═══ Records for this exercise ═══

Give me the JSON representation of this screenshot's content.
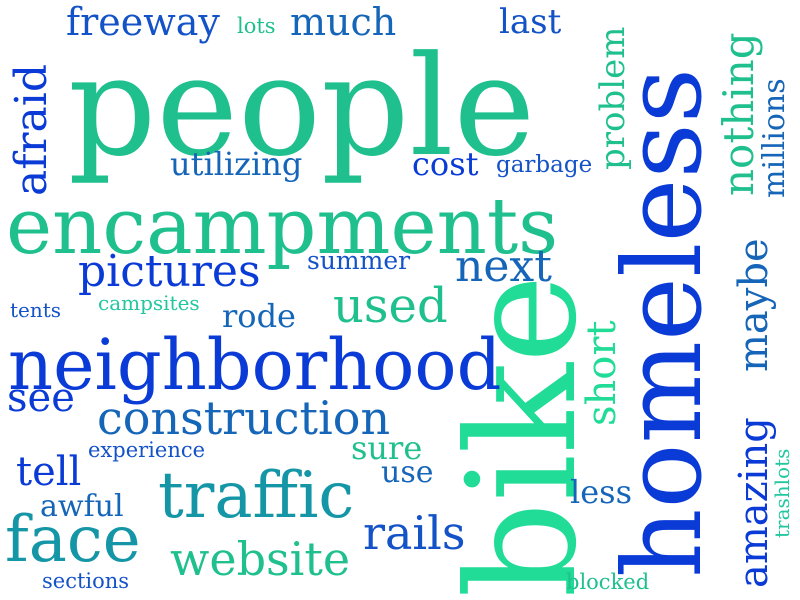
{
  "colors": {
    "deep_blue": "#0a3bd6",
    "royal_blue": "#1452c8",
    "ocean_blue": "#1565b8",
    "teal": "#1596a6",
    "sea_green": "#1fc08e",
    "mint": "#20dc96",
    "cyan_green": "#22c7a0"
  },
  "words": [
    "people",
    "encampments",
    "homeless",
    "bike",
    "neighborhood",
    "traffic",
    "construction",
    "face",
    "pictures",
    "used",
    "nothing",
    "afraid",
    "amazing",
    "maybe",
    "next",
    "rails",
    "website",
    "freeway",
    "much",
    "last",
    "problem",
    "millions",
    "utilizing",
    "cost",
    "garbage",
    "summer",
    "rode",
    "short",
    "see",
    "tell",
    "awful",
    "sure",
    "use",
    "less",
    "experience",
    "campsites",
    "tents",
    "lots",
    "sections",
    "blocked",
    "trashlots"
  ]
}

═══

# [To do]
Restate the data above exactly, stripping out each image.

# [The solution]
Give me the JSON representation of this screenshot's content.
{
  "colors": {
    "deep_blue": "#0a3bd6",
    "royal_blue": "#1452c8",
    "ocean_blue": "#1565b8",
    "teal": "#1596a6",
    "sea_green": "#1fc08e",
    "mint": "#20dc96",
    "cyan_green": "#22c7a0"
  },
  "words": [
    "people",
    "encampments",
    "homeless",
    "bike",
    "neighborhood",
    "traffic",
    "construction",
    "face",
    "pictures",
    "used",
    "nothing",
    "afraid",
    "amazing",
    "maybe",
    "next",
    "rails",
    "website",
    "freeway",
    "much",
    "last",
    "problem",
    "millions",
    "utilizing",
    "cost",
    "garbage",
    "summer",
    "rode",
    "short",
    "see",
    "tell",
    "awful",
    "sure",
    "use",
    "less",
    "experience",
    "campsites",
    "tents",
    "lots",
    "sections",
    "blocked",
    "trashlots"
  ]
}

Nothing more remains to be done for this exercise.